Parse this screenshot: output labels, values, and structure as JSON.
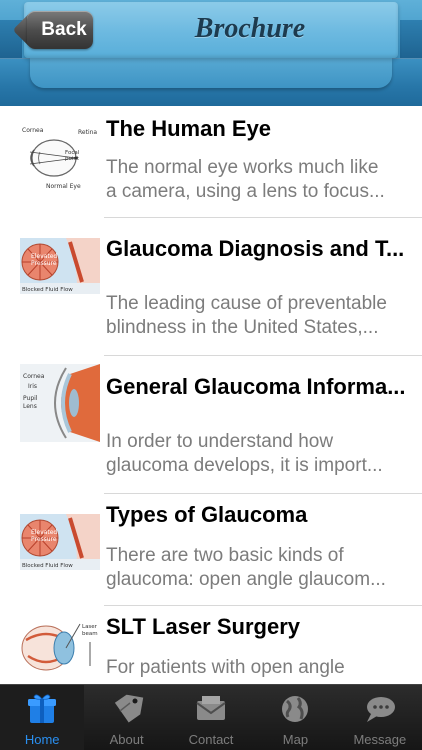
{
  "header": {
    "back_label": "Back",
    "title": "Brochure"
  },
  "items": [
    {
      "title": "The Human Eye",
      "desc_line1": "The normal eye works much like",
      "desc_line2": "a camera, using a lens to focus...",
      "thumb_icon": "normal-eye-diagram",
      "thumb_labels": [
        "Cornea",
        "Retina",
        "Focal",
        "point",
        "Normal Eye"
      ]
    },
    {
      "title": "Glaucoma Diagnosis and T...",
      "desc_line1": "The leading cause of preventable",
      "desc_line2": "blindness in the United States,...",
      "thumb_icon": "elevated-pressure-diagram",
      "thumb_labels": [
        "Elevated",
        "Pressure",
        "Blocked Fluid Flow"
      ]
    },
    {
      "title": "General Glaucoma Informa...",
      "desc_line1": "In order to understand how",
      "desc_line2": "glaucoma develops, it is import...",
      "thumb_icon": "eye-cross-section-diagram",
      "thumb_labels": [
        "Cornea",
        "Iris",
        "Pupil",
        "Lens"
      ]
    },
    {
      "title": "Types of Glaucoma",
      "desc_line1": "There are two basic kinds of",
      "desc_line2": "glaucoma: open angle glaucom...",
      "thumb_icon": "elevated-pressure-diagram",
      "thumb_labels": [
        "Elevated",
        "Pressure",
        "Blocked Fluid Flow"
      ]
    },
    {
      "title": "SLT Laser Surgery",
      "desc_line1": "For patients with open angle",
      "desc_line2": "",
      "thumb_icon": "laser-eye-diagram",
      "thumb_labels": [
        "Laser",
        "beam"
      ]
    }
  ],
  "tabs": [
    {
      "label": "Home",
      "icon": "home-box-icon",
      "active": true
    },
    {
      "label": "About",
      "icon": "tag-icon",
      "active": false
    },
    {
      "label": "Contact",
      "icon": "envelope-icon",
      "active": false
    },
    {
      "label": "Map",
      "icon": "globe-icon",
      "active": false
    },
    {
      "label": "Message",
      "icon": "chat-bubble-icon",
      "active": false
    }
  ],
  "colors": {
    "header_blue": "#3f96c6",
    "tab_active": "#2a8ff0",
    "tab_inactive": "#7d7d7d",
    "title_text": "#1d3b4f"
  }
}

____

Problem to work on: Return only the count of lines in the listing above that hold the string "open".

Task output: 2